Task details:
Select from the records below every line that has the word "more" in it.

Exercise inputs:
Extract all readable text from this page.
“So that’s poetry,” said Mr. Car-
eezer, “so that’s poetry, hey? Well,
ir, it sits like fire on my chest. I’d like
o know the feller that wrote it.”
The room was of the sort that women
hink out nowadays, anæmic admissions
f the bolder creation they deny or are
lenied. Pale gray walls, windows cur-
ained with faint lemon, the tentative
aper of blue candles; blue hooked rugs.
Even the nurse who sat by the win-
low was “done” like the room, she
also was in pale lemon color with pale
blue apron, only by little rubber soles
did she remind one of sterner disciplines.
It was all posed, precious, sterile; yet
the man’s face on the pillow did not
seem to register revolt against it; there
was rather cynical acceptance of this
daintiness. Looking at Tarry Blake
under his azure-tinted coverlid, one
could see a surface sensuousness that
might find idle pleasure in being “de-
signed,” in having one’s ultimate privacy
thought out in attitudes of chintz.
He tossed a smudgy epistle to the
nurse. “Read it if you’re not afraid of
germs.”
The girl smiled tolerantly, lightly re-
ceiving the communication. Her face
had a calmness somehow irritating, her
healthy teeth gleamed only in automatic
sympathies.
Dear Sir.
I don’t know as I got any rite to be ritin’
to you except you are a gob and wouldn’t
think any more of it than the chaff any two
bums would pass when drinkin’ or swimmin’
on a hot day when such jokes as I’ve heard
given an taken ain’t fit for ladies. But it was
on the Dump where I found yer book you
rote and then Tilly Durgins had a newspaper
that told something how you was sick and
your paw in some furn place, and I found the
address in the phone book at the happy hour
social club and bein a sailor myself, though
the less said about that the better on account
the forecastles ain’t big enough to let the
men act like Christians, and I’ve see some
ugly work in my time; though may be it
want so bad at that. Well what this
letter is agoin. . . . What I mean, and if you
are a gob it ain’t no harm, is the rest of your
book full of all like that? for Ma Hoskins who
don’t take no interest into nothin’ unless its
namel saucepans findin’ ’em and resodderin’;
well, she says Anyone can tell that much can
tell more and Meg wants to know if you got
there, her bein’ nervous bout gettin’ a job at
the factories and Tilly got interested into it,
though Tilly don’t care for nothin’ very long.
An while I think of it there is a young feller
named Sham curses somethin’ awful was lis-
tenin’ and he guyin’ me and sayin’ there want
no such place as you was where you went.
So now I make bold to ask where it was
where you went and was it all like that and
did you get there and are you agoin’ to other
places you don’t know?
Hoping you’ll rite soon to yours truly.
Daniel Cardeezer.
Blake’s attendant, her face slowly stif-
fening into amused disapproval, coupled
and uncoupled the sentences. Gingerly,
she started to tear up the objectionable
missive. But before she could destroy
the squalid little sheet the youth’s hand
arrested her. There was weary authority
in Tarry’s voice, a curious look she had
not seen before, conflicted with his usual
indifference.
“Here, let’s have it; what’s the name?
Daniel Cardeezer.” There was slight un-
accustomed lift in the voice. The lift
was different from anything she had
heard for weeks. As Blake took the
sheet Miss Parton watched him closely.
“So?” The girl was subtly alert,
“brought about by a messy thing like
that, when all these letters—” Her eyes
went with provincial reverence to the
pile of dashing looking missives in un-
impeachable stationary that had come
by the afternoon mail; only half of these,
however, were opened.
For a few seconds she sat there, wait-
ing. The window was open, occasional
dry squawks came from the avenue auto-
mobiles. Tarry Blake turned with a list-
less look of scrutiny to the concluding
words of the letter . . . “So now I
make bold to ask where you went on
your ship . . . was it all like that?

Response below:
think any more of it than the chaff any two
tell more and Meg wants to know if you got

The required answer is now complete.